Stored data entries
- - -

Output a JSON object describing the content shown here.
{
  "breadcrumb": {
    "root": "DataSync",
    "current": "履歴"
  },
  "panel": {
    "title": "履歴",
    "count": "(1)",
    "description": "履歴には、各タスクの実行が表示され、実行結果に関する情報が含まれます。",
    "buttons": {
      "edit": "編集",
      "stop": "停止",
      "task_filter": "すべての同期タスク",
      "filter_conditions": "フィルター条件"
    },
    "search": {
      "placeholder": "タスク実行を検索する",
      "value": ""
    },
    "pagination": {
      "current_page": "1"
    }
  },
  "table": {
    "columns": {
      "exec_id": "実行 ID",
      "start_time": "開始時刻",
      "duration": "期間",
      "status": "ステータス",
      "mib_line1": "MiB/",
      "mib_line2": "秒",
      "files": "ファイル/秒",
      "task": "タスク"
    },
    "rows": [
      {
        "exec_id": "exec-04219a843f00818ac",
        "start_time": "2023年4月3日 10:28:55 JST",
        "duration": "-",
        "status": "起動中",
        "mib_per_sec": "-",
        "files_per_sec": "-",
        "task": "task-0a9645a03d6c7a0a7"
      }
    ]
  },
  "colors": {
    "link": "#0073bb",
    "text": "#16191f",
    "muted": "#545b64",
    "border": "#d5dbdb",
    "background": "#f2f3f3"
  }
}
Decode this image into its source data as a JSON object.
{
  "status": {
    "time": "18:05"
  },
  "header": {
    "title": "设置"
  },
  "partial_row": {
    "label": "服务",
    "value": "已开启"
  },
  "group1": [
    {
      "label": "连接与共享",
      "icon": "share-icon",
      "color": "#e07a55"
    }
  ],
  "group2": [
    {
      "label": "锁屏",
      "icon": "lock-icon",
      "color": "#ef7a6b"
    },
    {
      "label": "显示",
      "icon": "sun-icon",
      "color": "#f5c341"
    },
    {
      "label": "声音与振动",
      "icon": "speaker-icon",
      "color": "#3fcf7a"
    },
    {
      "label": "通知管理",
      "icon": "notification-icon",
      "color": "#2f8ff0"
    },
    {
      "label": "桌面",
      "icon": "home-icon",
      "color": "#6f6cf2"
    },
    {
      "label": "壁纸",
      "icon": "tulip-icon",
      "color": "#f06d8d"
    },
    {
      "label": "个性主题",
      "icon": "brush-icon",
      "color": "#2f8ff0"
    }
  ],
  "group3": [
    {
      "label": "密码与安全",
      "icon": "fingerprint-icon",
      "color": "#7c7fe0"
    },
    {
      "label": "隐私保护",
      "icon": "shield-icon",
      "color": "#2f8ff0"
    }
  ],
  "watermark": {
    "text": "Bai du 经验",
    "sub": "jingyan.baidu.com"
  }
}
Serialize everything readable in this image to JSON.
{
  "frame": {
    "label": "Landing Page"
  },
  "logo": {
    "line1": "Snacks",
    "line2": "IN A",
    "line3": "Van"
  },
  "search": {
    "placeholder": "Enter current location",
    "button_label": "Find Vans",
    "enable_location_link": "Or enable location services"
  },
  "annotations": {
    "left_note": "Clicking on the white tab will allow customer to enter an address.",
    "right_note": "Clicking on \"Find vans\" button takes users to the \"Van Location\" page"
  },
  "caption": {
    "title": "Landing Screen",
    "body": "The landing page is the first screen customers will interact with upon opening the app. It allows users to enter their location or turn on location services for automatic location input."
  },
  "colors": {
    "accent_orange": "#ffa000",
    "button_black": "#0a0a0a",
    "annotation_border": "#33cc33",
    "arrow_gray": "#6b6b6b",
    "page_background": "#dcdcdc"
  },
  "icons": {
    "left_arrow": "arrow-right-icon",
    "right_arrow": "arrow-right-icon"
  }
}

- - -

*Given request*. Every entry above needs to be quoted exactly.

*Output for this task*.
Output a JSON object describing the content shown here.
{
  "breadcrumb": {
    "root": "DataSync",
    "current": "履歴"
  },
  "panel": {
    "title": "履歴",
    "count": "(1)",
    "description": "履歴には、各タスクの実行が表示され、実行結果に関する情報が含まれます。",
    "buttons": {
      "edit": "編集",
      "stop": "停止",
      "task_filter": "すべての同期タスク",
      "filter_conditions": "フィルター条件"
    },
    "search": {
      "placeholder": "タスク実行を検索する",
      "value": ""
    },
    "pagination": {
      "current_page": "1"
    }
  },
  "table": {
    "columns": {
      "exec_id": "実行 ID",
      "start_time": "開始時刻",
      "duration": "期間",
      "status": "ステータス",
      "mib_line1": "MiB/",
      "mib_line2": "秒",
      "files": "ファイル/秒",
      "task": "タスク"
    },
    "rows": [
      {
        "exec_id": "exec-04219a843f00818ac",
        "start_time": "2023年4月3日 10:28:55 JST",
        "duration": "-",
        "status": "起動中",
        "mib_per_sec": "-",
        "files_per_sec": "-",
        "task": "task-0a9645a03d6c7a0a7"
      }
    ]
  },
  "colors": {
    "link": "#0073bb",
    "text": "#16191f",
    "muted": "#545b64",
    "border": "#d5dbdb",
    "background": "#f2f3f3"
  }
}
Decode this image into its source data as a JSON object.
{
  "status": {
    "time": "18:05"
  },
  "header": {
    "title": "设置"
  },
  "partial_row": {
    "label": "服务",
    "value": "已开启"
  },
  "group1": [
    {
      "label": "连接与共享",
      "icon": "share-icon",
      "color": "#e07a55"
    }
  ],
  "group2": [
    {
      "label": "锁屏",
      "icon": "lock-icon",
      "color": "#ef7a6b"
    },
    {
      "label": "显示",
      "icon": "sun-icon",
      "color": "#f5c341"
    },
    {
      "label": "声音与振动",
      "icon": "speaker-icon",
      "color": "#3fcf7a"
    },
    {
      "label": "通知管理",
      "icon": "notification-icon",
      "color": "#2f8ff0"
    },
    {
      "label": "桌面",
      "icon": "home-icon",
      "color": "#6f6cf2"
    },
    {
      "label": "壁纸",
      "icon": "tulip-icon",
      "color": "#f06d8d"
    },
    {
      "label": "个性主题",
      "icon": "brush-icon",
      "color": "#2f8ff0"
    }
  ],
  "group3": [
    {
      "label": "密码与安全",
      "icon": "fingerprint-icon",
      "color": "#7c7fe0"
    },
    {
      "label": "隐私保护",
      "icon": "shield-icon",
      "color": "#2f8ff0"
    }
  ],
  "watermark": {
    "text": "Bai du 经验",
    "sub": "jingyan.baidu.com"
  }
}
Serialize everything readable in this image to JSON.
{
  "frame": {
    "label": "Landing Page"
  },
  "logo": {
    "line1": "Snacks",
    "line2": "IN A",
    "line3": "Van"
  },
  "search": {
    "placeholder": "Enter current location",
    "button_label": "Find Vans",
    "enable_location_link": "Or enable location services"
  },
  "annotations": {
    "left_note": "Clicking on the white tab will allow customer to enter an address.",
    "right_note": "Clicking on \"Find vans\" button takes users to the \"Van Location\" page"
  },
  "caption": {
    "title": "Landing Screen",
    "body": "The landing page is the first screen customers will interact with upon opening the app. It allows users to enter their location or turn on location services for automatic location input."
  },
  "colors": {
    "accent_orange": "#ffa000",
    "button_black": "#0a0a0a",
    "annotation_border": "#33cc33",
    "arrow_gray": "#6b6b6b",
    "page_background": "#dcdcdc"
  },
  "icons": {
    "left_arrow": "arrow-right-icon",
    "right_arrow": "arrow-right-icon"
  }
}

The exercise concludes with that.